• _Problem description_:
Output all of the entries exactly as written.

• _Dataset records_:

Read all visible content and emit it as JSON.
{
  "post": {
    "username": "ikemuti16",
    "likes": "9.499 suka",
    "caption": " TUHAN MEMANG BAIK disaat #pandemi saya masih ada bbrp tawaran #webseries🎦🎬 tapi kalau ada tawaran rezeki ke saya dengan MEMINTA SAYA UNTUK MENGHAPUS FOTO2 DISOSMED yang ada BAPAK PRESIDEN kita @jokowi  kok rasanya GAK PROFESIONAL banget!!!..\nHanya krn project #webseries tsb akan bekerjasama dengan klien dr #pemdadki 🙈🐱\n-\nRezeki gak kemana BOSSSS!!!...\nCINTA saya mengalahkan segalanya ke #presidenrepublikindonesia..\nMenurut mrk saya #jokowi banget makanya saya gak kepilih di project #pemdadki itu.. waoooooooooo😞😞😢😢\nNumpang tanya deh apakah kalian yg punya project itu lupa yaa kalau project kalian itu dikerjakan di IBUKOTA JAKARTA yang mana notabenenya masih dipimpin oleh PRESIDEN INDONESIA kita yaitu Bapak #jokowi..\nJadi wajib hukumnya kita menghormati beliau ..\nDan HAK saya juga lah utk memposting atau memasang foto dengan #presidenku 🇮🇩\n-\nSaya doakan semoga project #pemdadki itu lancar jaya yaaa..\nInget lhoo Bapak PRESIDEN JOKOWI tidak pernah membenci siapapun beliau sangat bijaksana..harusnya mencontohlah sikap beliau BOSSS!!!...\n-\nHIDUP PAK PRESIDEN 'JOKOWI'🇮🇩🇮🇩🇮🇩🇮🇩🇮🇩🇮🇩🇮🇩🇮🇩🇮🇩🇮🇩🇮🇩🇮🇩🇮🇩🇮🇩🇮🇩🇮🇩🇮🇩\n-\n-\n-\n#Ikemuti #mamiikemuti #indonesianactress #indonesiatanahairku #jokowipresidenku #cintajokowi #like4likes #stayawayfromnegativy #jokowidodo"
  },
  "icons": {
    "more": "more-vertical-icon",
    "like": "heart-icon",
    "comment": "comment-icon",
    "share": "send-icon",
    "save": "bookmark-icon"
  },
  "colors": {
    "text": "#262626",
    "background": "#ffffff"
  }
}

• _Solved problem_:
Read all visible content and emit it as JSON.
{
  "post": {
    "username": "ikemuti16",
    "likes": "9.499 suka",
    "caption": " TUHAN MEMANG BAIK disaat #pandemi saya masih ada bbrp tawaran #webseries🎦🎬 tapi kalau ada tawaran rezeki ke saya dengan MEMINTA SAYA UNTUK MENGHAPUS FOTO2 DISOSMED yang ada BAPAK PRESIDEN kita @jokowi  kok rasanya GAK PROFESIONAL banget!!!..\nHanya krn project #webseries tsb akan bekerjasama dengan klien dr #pemdadki 🙈🐱\n-\nRezeki gak kemana BOSSSS!!!...\nCINTA saya mengalahkan segalanya ke #presidenrepublikindonesia..\nMenurut mrk saya #jokowi banget makanya saya gak kepilih di project #pemdadki itu.. waoooooooooo😞😞😢😢\nNumpang tanya deh apakah kalian yg punya project itu lupa yaa kalau project kalian itu dikerjakan di IBUKOTA JAKARTA yang mana notabenenya masih dipimpin oleh PRESIDEN INDONESIA kita yaitu Bapak #jokowi..\nJadi wajib hukumnya kita menghormati beliau ..\nDan HAK saya juga lah utk memposting atau memasang foto dengan #presidenku 🇮🇩\n-\nSaya doakan semoga project #pemdadki itu lancar jaya yaaa..\nInget lhoo Bapak PRESIDEN JOKOWI tidak pernah membenci siapapun beliau sangat bijaksana..harusnya mencontohlah sikap beliau BOSSS!!!...\n-\nHIDUP PAK PRESIDEN 'JOKOWI'🇮🇩🇮🇩🇮🇩🇮🇩🇮🇩🇮🇩🇮🇩🇮🇩🇮🇩🇮🇩🇮🇩🇮🇩🇮🇩🇮🇩🇮🇩🇮🇩🇮🇩\n-\n-\n-\n#Ikemuti #mamiikemuti #indonesianactress #indonesiatanahairku #jokowipresidenku #cintajokowi #like4likes #stayawayfromnegativy #jokowidodo"
  },
  "icons": {
    "more": "more-vertical-icon",
    "like": "heart-icon",
    "comment": "comment-icon",
    "share": "send-icon",
    "save": "bookmark-icon"
  },
  "colors": {
    "text": "#262626",
    "background": "#ffffff"
  }
}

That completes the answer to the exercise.